§ Image-based layout entries
>> begin

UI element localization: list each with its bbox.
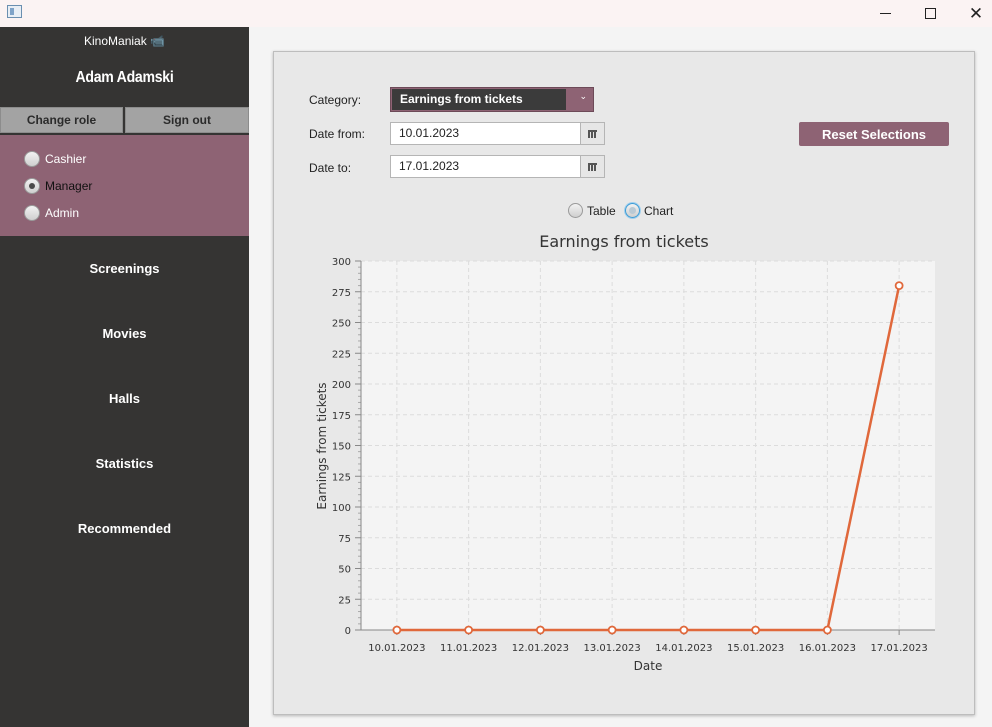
data-point [822,625,832,635]
earnings-chart: Earnings from tickets Date Earnings from… [315,232,935,673]
x-tick-label: 15.01.2023 [727,643,784,654]
x-tick-label: 12.01.2023 [512,643,569,654]
y-tick-label: 100 [332,503,351,514]
close-button[interactable]: ✕ [953,0,992,27]
nav-halls[interactable]: Halls [0,391,249,406]
y-tick-label: 125 [332,472,351,483]
x-tick-label: 10.01.2023 [368,643,425,654]
y-tick-label: 300 [332,257,351,268]
y-axis-label: Earnings from tickets [315,382,329,509]
data-point [679,625,689,635]
role-selector: Cashier Manager Admin [0,135,249,236]
role-radio-cashier[interactable] [24,151,40,167]
brand-label: KinoManiak 📹 [84,34,165,48]
main-area: Category: Earnings from tickets ⌄ Date f… [249,27,992,727]
y-tick-label: 250 [332,319,351,330]
y-tick-label: 175 [332,411,351,422]
role-option-admin[interactable]: Admin [24,204,79,222]
user-name: Adam Adamski [75,69,174,86]
sign-out-button[interactable]: Sign out [125,107,249,133]
nav-recommended[interactable]: Recommended [0,521,249,536]
x-tick-label: 16.01.2023 [799,643,856,654]
data-point [392,625,402,635]
x-tick-label: 14.01.2023 [655,643,712,654]
x-tick-label: 17.01.2023 [870,643,927,654]
maximize-icon [924,8,936,19]
nav-screenings[interactable]: Screenings [0,261,249,276]
role-label: Cashier [45,152,87,166]
role-label: Admin [45,206,80,220]
y-tick-label: 0 [345,626,351,637]
y-tick-label: 25 [338,595,351,606]
role-option-cashier[interactable]: Cashier [24,150,86,168]
y-tick-label: 275 [332,288,351,299]
minimize-button[interactable] [862,0,908,27]
data-point [607,625,617,635]
title-bar: ✕ [0,0,992,27]
x-tick-label: 13.01.2023 [583,643,640,654]
nav-statistics[interactable]: Statistics [0,456,249,471]
x-axis-label: Date [634,659,663,673]
minimize-icon [879,13,891,14]
data-point [535,625,545,635]
y-tick-label: 200 [332,380,351,391]
y-tick-label: 75 [338,534,351,545]
role-radio-admin[interactable] [24,205,40,221]
role-radio-manager[interactable] [24,178,40,194]
change-role-button[interactable]: Change role [0,107,123,133]
statistics-panel: Category: Earnings from tickets ⌄ Date f… [273,51,975,715]
role-option-manager[interactable]: Manager [24,177,92,195]
nav-movies[interactable]: Movies [0,326,249,341]
data-point [464,625,474,635]
data-point [751,625,761,635]
y-tick-label: 150 [332,442,351,453]
y-tick-label: 50 [338,565,351,576]
role-label: Manager [45,179,93,193]
app-icon [7,5,22,18]
data-point [894,281,904,291]
sidebar: KinoManiak 📹 Adam Adamski Change role Si… [0,27,249,727]
chart-title: Earnings from tickets [539,232,709,251]
maximize-button[interactable] [907,0,953,27]
y-tick-label: 225 [332,349,351,360]
x-tick-label: 11.01.2023 [440,643,497,654]
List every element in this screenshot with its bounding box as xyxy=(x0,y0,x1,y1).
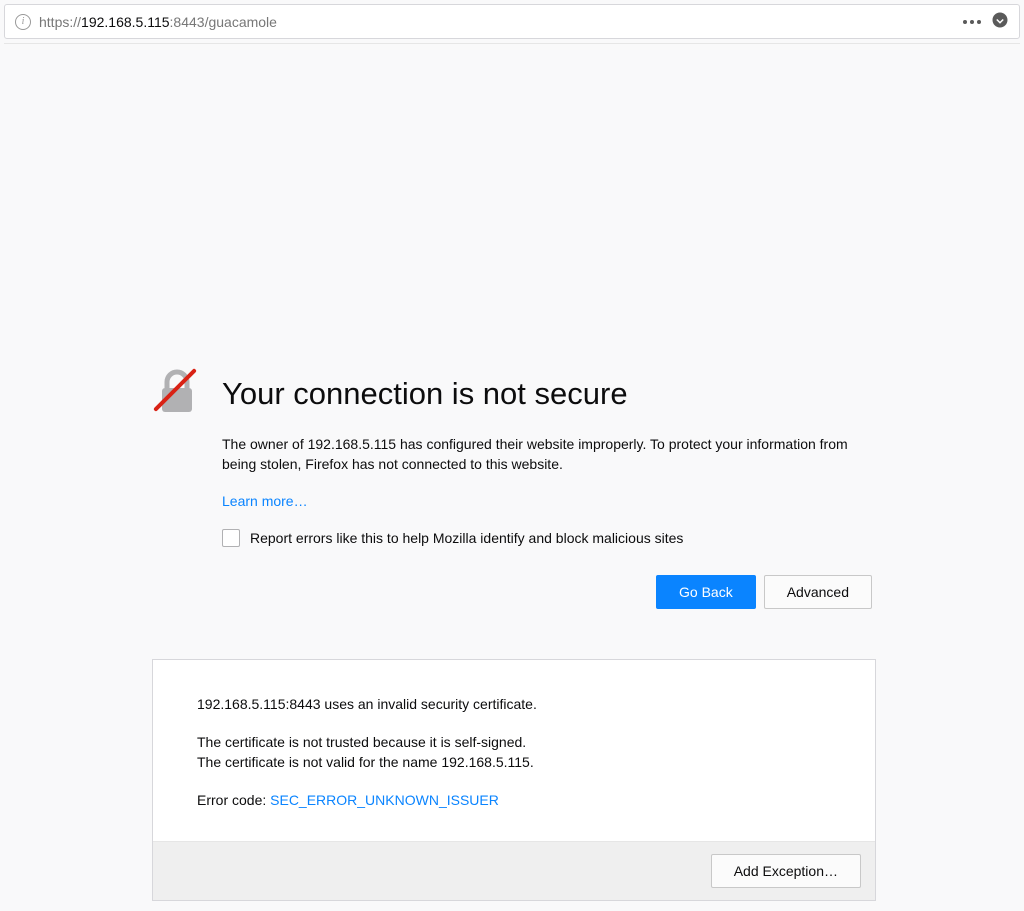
advanced-button[interactable]: Advanced xyxy=(764,575,872,609)
error-title: Your connection is not secure xyxy=(222,376,872,412)
cert-error-line2: The certificate is not trusted because i… xyxy=(197,732,831,752)
url-protocol: https:// xyxy=(39,14,81,30)
url-host: 192.168.5.115 xyxy=(81,14,170,30)
page-action-more-icon[interactable] xyxy=(963,20,981,24)
cert-error-line1: 192.168.5.115:8443 uses an invalid secur… xyxy=(197,694,831,714)
error-code-row: Error code: SEC_ERROR_UNKNOWN_ISSUER xyxy=(197,790,831,810)
cert-error-line3: The certificate is not valid for the nam… xyxy=(197,752,831,772)
report-errors-checkbox[interactable] xyxy=(222,529,240,547)
learn-more-link[interactable]: Learn more… xyxy=(222,493,308,509)
error-code-link[interactable]: SEC_ERROR_UNKNOWN_ISSUER xyxy=(270,792,499,808)
insecure-lock-icon xyxy=(152,368,202,418)
error-description: The owner of 192.168.5.115 has configure… xyxy=(222,434,872,475)
error-code-label: Error code: xyxy=(197,792,270,808)
go-back-button[interactable]: Go Back xyxy=(656,575,756,609)
url-bar[interactable]: i https://192.168.5.115:8443/guacamole xyxy=(4,4,1020,39)
pocket-icon[interactable] xyxy=(991,11,1009,32)
url-rest: :8443/guacamole xyxy=(170,14,277,30)
site-info-icon[interactable]: i xyxy=(15,14,31,30)
add-exception-button[interactable]: Add Exception… xyxy=(711,854,861,888)
report-errors-label: Report errors like this to help Mozilla … xyxy=(250,530,683,546)
url-text: https://192.168.5.115:8443/guacamole xyxy=(39,14,963,30)
advanced-panel: 192.168.5.115:8443 uses an invalid secur… xyxy=(152,659,876,901)
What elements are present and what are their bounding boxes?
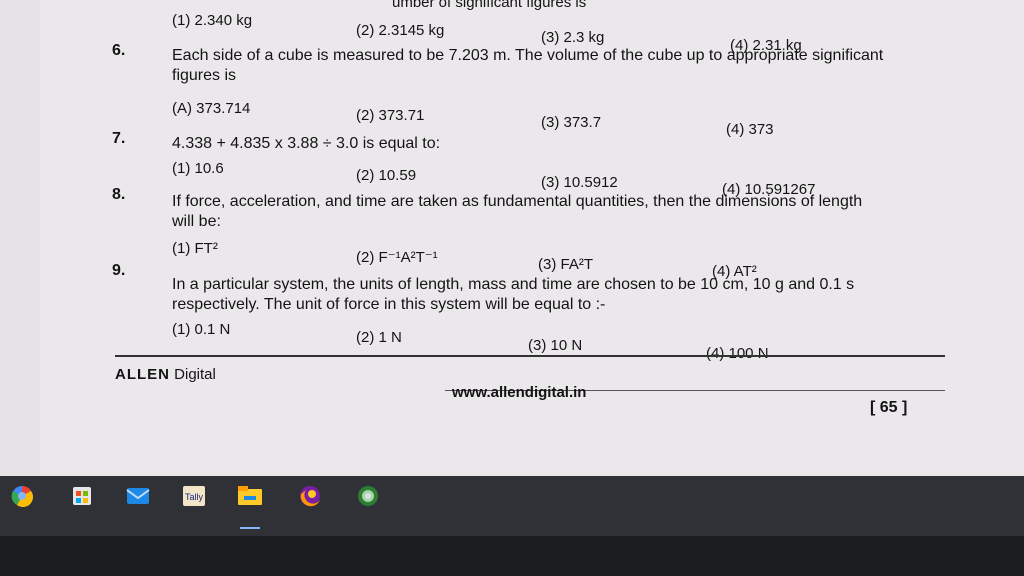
question-number: 8. (112, 186, 126, 203)
option-1: (1) FT² (172, 240, 218, 257)
brand-logo: ALLEN Digital (115, 366, 216, 383)
document-viewer: umber of significant figures is (1) 2.34… (0, 0, 1024, 476)
chrome-icon[interactable] (11, 485, 34, 507)
option-3: (3) 10 N (528, 337, 583, 354)
stem-line: If force, acceleration, and time are tak… (172, 193, 863, 210)
stem-line: Each side of a cube is measured to be 7.… (172, 47, 884, 64)
option-2: (2) 373.71 (356, 107, 425, 124)
option-3: (3) FA²T (538, 256, 593, 273)
mail-icon[interactable] (126, 488, 150, 504)
question-number: 6. (112, 42, 126, 59)
stem-line: In a particular system, the units of len… (172, 276, 855, 293)
option-1: (1) 0.1 N (172, 321, 231, 338)
option-1: (A) 373.714 (172, 100, 251, 117)
option-3: (3) 10.5912 (541, 174, 618, 191)
stem-line: figures is (172, 67, 237, 84)
option-1: (1) 10.6 (172, 160, 224, 177)
option-2: (2) 2.3145 kg (356, 22, 445, 39)
page-number: [ 65 ] (870, 399, 908, 416)
option-4: (4) 100 N (706, 345, 769, 362)
monitor-bezel (0, 536, 1024, 576)
taskbar-icons: Tally (11, 485, 378, 529)
question-stem: 4.338 + 4.835 x 3.88 ÷ 3.0 is equal to: (172, 135, 441, 152)
firefox-icon[interactable] (300, 486, 320, 507)
website-url: www.allendigital.in (452, 384, 587, 401)
question-stem: If force, acceleration, and time are tak… (172, 192, 952, 232)
option-3: (3) 373.7 (541, 114, 602, 131)
question-stem: Each side of a cube is measured to be 7.… (172, 46, 962, 86)
store-icon[interactable] (73, 487, 91, 505)
question-number: 9. (112, 262, 126, 279)
option-2: (2) F⁻¹A²T⁻¹ (356, 249, 438, 266)
cut-off-text: umber of significant figures is (392, 0, 587, 11)
file-explorer-icon[interactable] (238, 486, 262, 505)
stem-line: will be: (172, 213, 221, 230)
tally-icon[interactable]: Tally (183, 486, 205, 506)
option-2: (2) 10.59 (356, 167, 417, 184)
brand-suffix: Digital (174, 366, 216, 383)
stem-line: respectively. The unit of force in this … (172, 296, 606, 313)
question-stem: In a particular system, the units of len… (172, 275, 952, 315)
brand-name: ALLEN (115, 366, 170, 383)
question-number: 7. (112, 130, 126, 147)
chrome-canary-icon[interactable] (358, 486, 378, 506)
tally-label: Tally (185, 492, 204, 502)
footer-divider (115, 355, 945, 357)
active-indicator (240, 527, 260, 529)
option-3: (3) 2.3 kg (541, 29, 605, 46)
option-2: (2) 1 N (356, 329, 402, 346)
option-1: (1) 2.340 kg (172, 12, 253, 29)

>> end

§ What is needed
Rewrite all the records above, replacing every instance of "x-tick-label" with "x-axis-tick" and leaving everything else unchanged. Omit the pictures from your answer.

§ Output for this task
UI element localization: list each with its bbox.
data-point [822,625,832,635]
earnings-chart: Earnings from tickets Date Earnings from… [315,232,935,673]
x-axis-tick: 15.01.2023 [727,643,784,654]
x-axis-tick: 12.01.2023 [512,643,569,654]
y-tick-label: 100 [332,503,351,514]
close-button[interactable]: ✕ [953,0,992,27]
nav-halls[interactable]: Halls [0,391,249,406]
y-tick-label: 125 [332,472,351,483]
x-axis-tick: 10.01.2023 [368,643,425,654]
y-tick-label: 300 [332,257,351,268]
y-axis-label: Earnings from tickets [315,382,329,509]
data-point [679,625,689,635]
role-selector: Cashier Manager Admin [0,135,249,236]
role-radio-cashier[interactable] [24,151,40,167]
brand-label: KinoManiak 📹 [84,34,165,48]
main-area: Category: Earnings from tickets ⌄ Date f… [249,27,992,727]
y-tick-label: 250 [332,319,351,330]
y-tick-label: 175 [332,411,351,422]
role-option-admin[interactable]: Admin [24,204,79,222]
user-name: Adam Adamski [75,69,174,86]
sign-out-button[interactable]: Sign out [125,107,249,133]
nav-recommended[interactable]: Recommended [0,521,249,536]
x-axis-tick: 16.01.2023 [799,643,856,654]
data-point [392,625,402,635]
x-axis-tick: 14.01.2023 [655,643,712,654]
x-axis-tick: 17.01.2023 [870,643,927,654]
maximize-icon [924,8,936,19]
nav-screenings[interactable]: Screenings [0,261,249,276]
role-label: Cashier [45,152,87,166]
role-label: Admin [45,206,80,220]
y-tick-label: 0 [345,626,351,637]
y-tick-label: 25 [338,595,351,606]
role-option-cashier[interactable]: Cashier [24,150,86,168]
y-tick-label: 275 [332,288,351,299]
minimize-button[interactable] [862,0,908,27]
data-point [607,625,617,635]
title-bar: ✕ [0,0,992,27]
x-axis-tick: 13.01.2023 [583,643,640,654]
nav-statistics[interactable]: Statistics [0,456,249,471]
x-axis-label: Date [634,659,663,673]
minimize-icon [879,13,891,14]
data-point [535,625,545,635]
y-tick-label: 200 [332,380,351,391]
y-tick-label: 75 [338,534,351,545]
role-radio-admin[interactable] [24,205,40,221]
role-radio-manager[interactable] [24,178,40,194]
change-role-button[interactable]: Change role [0,107,123,133]
statistics-panel: Category: Earnings from tickets ⌄ Date f… [273,51,975,715]
role-option-manager[interactable]: Manager [24,177,92,195]
nav-movies[interactable]: Movies [0,326,249,341]
data-point [464,625,474,635]
data-point [751,625,761,635]
y-tick-label: 150 [332,442,351,453]
y-tick-label: 50 [338,565,351,576]
role-label: Manager [45,179,93,193]
app-icon [7,5,22,18]
data-point [894,281,904,291]
sidebar: KinoManiak 📹 Adam Adamski Change role Si… [0,27,249,727]
chart-title: Earnings from tickets [539,232,709,251]
maximize-button[interactable] [907,0,953,27]
y-tick-label: 225 [332,349,351,360]
x-axis-tick: 11.01.2023 [440,643,497,654]
List every element in this screenshot with its bounding box as xyxy=(x0,y0,x1,y1).
advanced-button[interactable]: Advanced xyxy=(764,575,872,609)
error-title: Your connection is not secure xyxy=(222,376,872,412)
cert-error-line2: The certificate is not trusted because i… xyxy=(197,732,831,752)
url-protocol: https:// xyxy=(39,14,81,30)
url-host: 192.168.5.115 xyxy=(81,14,170,30)
page-action-more-icon[interactable] xyxy=(963,20,981,24)
cert-error-line1: 192.168.5.115:8443 uses an invalid secur… xyxy=(197,694,831,714)
error-code-row: Error code: SEC_ERROR_UNKNOWN_ISSUER xyxy=(197,790,831,810)
cert-error-line3: The certificate is not valid for the nam… xyxy=(197,752,831,772)
report-errors-checkbox[interactable] xyxy=(222,529,240,547)
learn-more-link[interactable]: Learn more… xyxy=(222,493,308,509)
error-code-link[interactable]: SEC_ERROR_UNKNOWN_ISSUER xyxy=(270,792,499,808)
insecure-lock-icon xyxy=(152,368,202,418)
error-description: The owner of 192.168.5.115 has configure… xyxy=(222,434,872,475)
error-code-label: Error code: xyxy=(197,792,270,808)
go-back-button[interactable]: Go Back xyxy=(656,575,756,609)
url-bar[interactable]: i https://192.168.5.115:8443/guacamole xyxy=(4,4,1020,39)
pocket-icon[interactable] xyxy=(991,11,1009,32)
url-rest: :8443/guacamole xyxy=(170,14,277,30)
site-info-icon[interactable]: i xyxy=(15,14,31,30)
add-exception-button[interactable]: Add Exception… xyxy=(711,854,861,888)
report-errors-label: Report errors like this to help Mozilla … xyxy=(250,530,683,546)
url-text: https://192.168.5.115:8443/guacamole xyxy=(39,14,963,30)
advanced-panel: 192.168.5.115:8443 uses an invalid secur… xyxy=(152,659,876,901)
What elements are present and what are their bounding boxes?
question-number: 8. (112, 186, 126, 203)
option-1: (1) FT² (172, 240, 218, 257)
brand-logo: ALLEN Digital (115, 366, 216, 383)
document-viewer: umber of significant figures is (1) 2.34… (0, 0, 1024, 476)
chrome-icon[interactable] (11, 485, 34, 507)
option-3: (3) 10 N (528, 337, 583, 354)
stem-line: If force, acceleration, and time are tak… (172, 193, 863, 210)
stem-line: Each side of a cube is measured to be 7.… (172, 47, 884, 64)
option-2: (2) 373.71 (356, 107, 425, 124)
option-3: (3) FA²T (538, 256, 593, 273)
mail-icon[interactable] (126, 488, 150, 504)
question-number: 6. (112, 42, 126, 59)
stem-line: In a particular system, the units of len… (172, 276, 855, 293)
option-1: (1) 0.1 N (172, 321, 231, 338)
option-1: (A) 373.714 (172, 100, 251, 117)
option-3: (3) 10.5912 (541, 174, 618, 191)
stem-line: figures is (172, 67, 237, 84)
option-1: (1) 10.6 (172, 160, 224, 177)
option-2: (2) 2.3145 kg (356, 22, 445, 39)
page-number: [ 65 ] (870, 399, 908, 416)
option-4: (4) 100 N (706, 345, 769, 362)
monitor-bezel (0, 536, 1024, 576)
taskbar-icons: Tally (11, 485, 378, 529)
question-stem: 4.338 + 4.835 x 3.88 ÷ 3.0 is equal to: (172, 135, 441, 152)
firefox-icon[interactable] (300, 486, 320, 507)
website-url: www.allendigital.in (452, 384, 587, 401)
question-stem: If force, acceleration, and time are tak… (172, 192, 952, 232)
option-3: (3) 373.7 (541, 114, 602, 131)
question-stem: Each side of a cube is measured to be 7.… (172, 46, 962, 86)
store-icon[interactable] (73, 487, 91, 505)
question-number: 9. (112, 262, 126, 279)
option-2: (2) F⁻¹A²T⁻¹ (356, 249, 438, 266)
cut-off-text: umber of significant figures is (392, 0, 587, 11)
file-explorer-icon[interactable] (238, 486, 262, 505)
stem-line: will be: (172, 213, 221, 230)
tally-icon[interactable]: Tally (183, 486, 205, 506)
option-2: (2) 10.59 (356, 167, 417, 184)
brand-suffix: Digital (174, 366, 216, 383)
stem-line: respectively. The unit of force in this … (172, 296, 606, 313)
question-stem: In a particular system, the units of len… (172, 275, 952, 315)
brand-name: ALLEN (115, 366, 170, 383)
question-number: 7. (112, 130, 126, 147)
chrome-canary-icon[interactable] (358, 486, 378, 506)
tally-label: Tally (185, 492, 204, 502)
footer-divider (115, 355, 945, 357)
active-indicator (240, 527, 260, 529)
option-3: (3) 2.3 kg (541, 29, 605, 46)
option-2: (2) 1 N (356, 329, 402, 346)
option-1: (1) 2.340 kg (172, 12, 253, 29)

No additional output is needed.